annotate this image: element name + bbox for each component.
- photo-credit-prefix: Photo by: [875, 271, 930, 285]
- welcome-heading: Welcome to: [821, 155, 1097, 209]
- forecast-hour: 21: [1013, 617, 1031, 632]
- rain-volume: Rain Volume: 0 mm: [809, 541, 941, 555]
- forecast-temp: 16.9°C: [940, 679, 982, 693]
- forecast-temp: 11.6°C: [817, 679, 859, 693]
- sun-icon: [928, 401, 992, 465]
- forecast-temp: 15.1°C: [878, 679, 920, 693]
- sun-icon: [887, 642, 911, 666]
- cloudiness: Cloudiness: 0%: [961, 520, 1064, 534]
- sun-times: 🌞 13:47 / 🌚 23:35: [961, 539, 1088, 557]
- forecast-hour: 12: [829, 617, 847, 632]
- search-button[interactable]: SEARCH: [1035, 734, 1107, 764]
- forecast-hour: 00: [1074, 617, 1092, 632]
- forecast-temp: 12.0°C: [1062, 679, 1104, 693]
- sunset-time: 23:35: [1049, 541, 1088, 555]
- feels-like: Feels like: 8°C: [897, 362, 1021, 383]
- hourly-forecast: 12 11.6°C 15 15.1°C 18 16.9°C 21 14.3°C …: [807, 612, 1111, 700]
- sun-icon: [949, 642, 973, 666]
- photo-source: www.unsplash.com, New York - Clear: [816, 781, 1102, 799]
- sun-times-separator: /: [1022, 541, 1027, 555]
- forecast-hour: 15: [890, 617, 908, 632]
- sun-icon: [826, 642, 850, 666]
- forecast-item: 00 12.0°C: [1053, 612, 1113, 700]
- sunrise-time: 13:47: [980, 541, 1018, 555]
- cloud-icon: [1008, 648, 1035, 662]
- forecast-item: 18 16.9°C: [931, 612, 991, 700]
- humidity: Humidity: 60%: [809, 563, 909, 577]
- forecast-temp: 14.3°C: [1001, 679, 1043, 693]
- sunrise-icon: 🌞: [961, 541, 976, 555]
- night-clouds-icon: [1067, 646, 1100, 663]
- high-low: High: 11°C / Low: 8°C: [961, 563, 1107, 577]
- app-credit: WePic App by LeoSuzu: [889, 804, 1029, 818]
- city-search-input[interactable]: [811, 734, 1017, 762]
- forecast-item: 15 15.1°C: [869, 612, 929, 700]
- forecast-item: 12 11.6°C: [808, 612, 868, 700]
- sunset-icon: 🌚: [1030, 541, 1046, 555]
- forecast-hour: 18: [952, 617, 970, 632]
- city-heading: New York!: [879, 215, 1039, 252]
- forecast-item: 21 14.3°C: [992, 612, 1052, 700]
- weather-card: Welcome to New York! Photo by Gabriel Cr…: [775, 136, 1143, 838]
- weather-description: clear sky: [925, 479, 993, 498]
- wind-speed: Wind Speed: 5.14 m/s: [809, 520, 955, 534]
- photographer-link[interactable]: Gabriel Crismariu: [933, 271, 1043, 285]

- - - - -

Copy the material above again, changing every "forecast-temp" to "hourly-temp" and keeping everything else the same.

▸ **OUTPUT OF THE TASK**:
annotate this image: element name + bbox for each component.
- photo-credit-prefix: Photo by: [875, 271, 930, 285]
- welcome-heading: Welcome to: [821, 155, 1097, 209]
- forecast-hour: 21: [1013, 617, 1031, 632]
- rain-volume: Rain Volume: 0 mm: [809, 541, 941, 555]
- hourly-temp: 16.9°C: [940, 679, 982, 693]
- hourly-temp: 11.6°C: [817, 679, 859, 693]
- sun-icon: [928, 401, 992, 465]
- hourly-temp: 15.1°C: [878, 679, 920, 693]
- sun-icon: [887, 642, 911, 666]
- cloudiness: Cloudiness: 0%: [961, 520, 1064, 534]
- sun-times: 🌞 13:47 / 🌚 23:35: [961, 539, 1088, 557]
- forecast-hour: 12: [829, 617, 847, 632]
- search-button[interactable]: SEARCH: [1035, 734, 1107, 764]
- forecast-hour: 00: [1074, 617, 1092, 632]
- hourly-temp: 12.0°C: [1062, 679, 1104, 693]
- sunset-time: 23:35: [1049, 541, 1088, 555]
- feels-like: Feels like: 8°C: [897, 362, 1021, 383]
- hourly-forecast: 12 11.6°C 15 15.1°C 18 16.9°C 21 14.3°C …: [807, 612, 1111, 700]
- sun-icon: [949, 642, 973, 666]
- photo-source: www.unsplash.com, New York - Clear: [816, 781, 1102, 799]
- sun-times-separator: /: [1022, 541, 1027, 555]
- forecast-hour: 15: [890, 617, 908, 632]
- sun-icon: [826, 642, 850, 666]
- forecast-item: 00 12.0°C: [1053, 612, 1113, 700]
- sunrise-time: 13:47: [980, 541, 1018, 555]
- cloud-icon: [1008, 648, 1035, 662]
- forecast-item: 18 16.9°C: [931, 612, 991, 700]
- humidity: Humidity: 60%: [809, 563, 909, 577]
- hourly-temp: 14.3°C: [1001, 679, 1043, 693]
- sunrise-icon: 🌞: [961, 541, 976, 555]
- night-clouds-icon: [1067, 646, 1100, 663]
- high-low: High: 11°C / Low: 8°C: [961, 563, 1107, 577]
- app-credit: WePic App by LeoSuzu: [889, 804, 1029, 818]
- city-search-input[interactable]: [811, 734, 1017, 762]
- forecast-item: 15 15.1°C: [869, 612, 929, 700]
- forecast-item: 12 11.6°C: [808, 612, 868, 700]
- sunset-icon: 🌚: [1030, 541, 1046, 555]
- forecast-hour: 18: [952, 617, 970, 632]
- city-heading: New York!: [879, 215, 1039, 252]
- forecast-item: 21 14.3°C: [992, 612, 1052, 700]
- weather-card: Welcome to New York! Photo by Gabriel Cr…: [775, 136, 1143, 838]
- weather-description: clear sky: [925, 479, 993, 498]
- wind-speed: Wind Speed: 5.14 m/s: [809, 520, 955, 534]
- photographer-link[interactable]: Gabriel Crismariu: [933, 271, 1043, 285]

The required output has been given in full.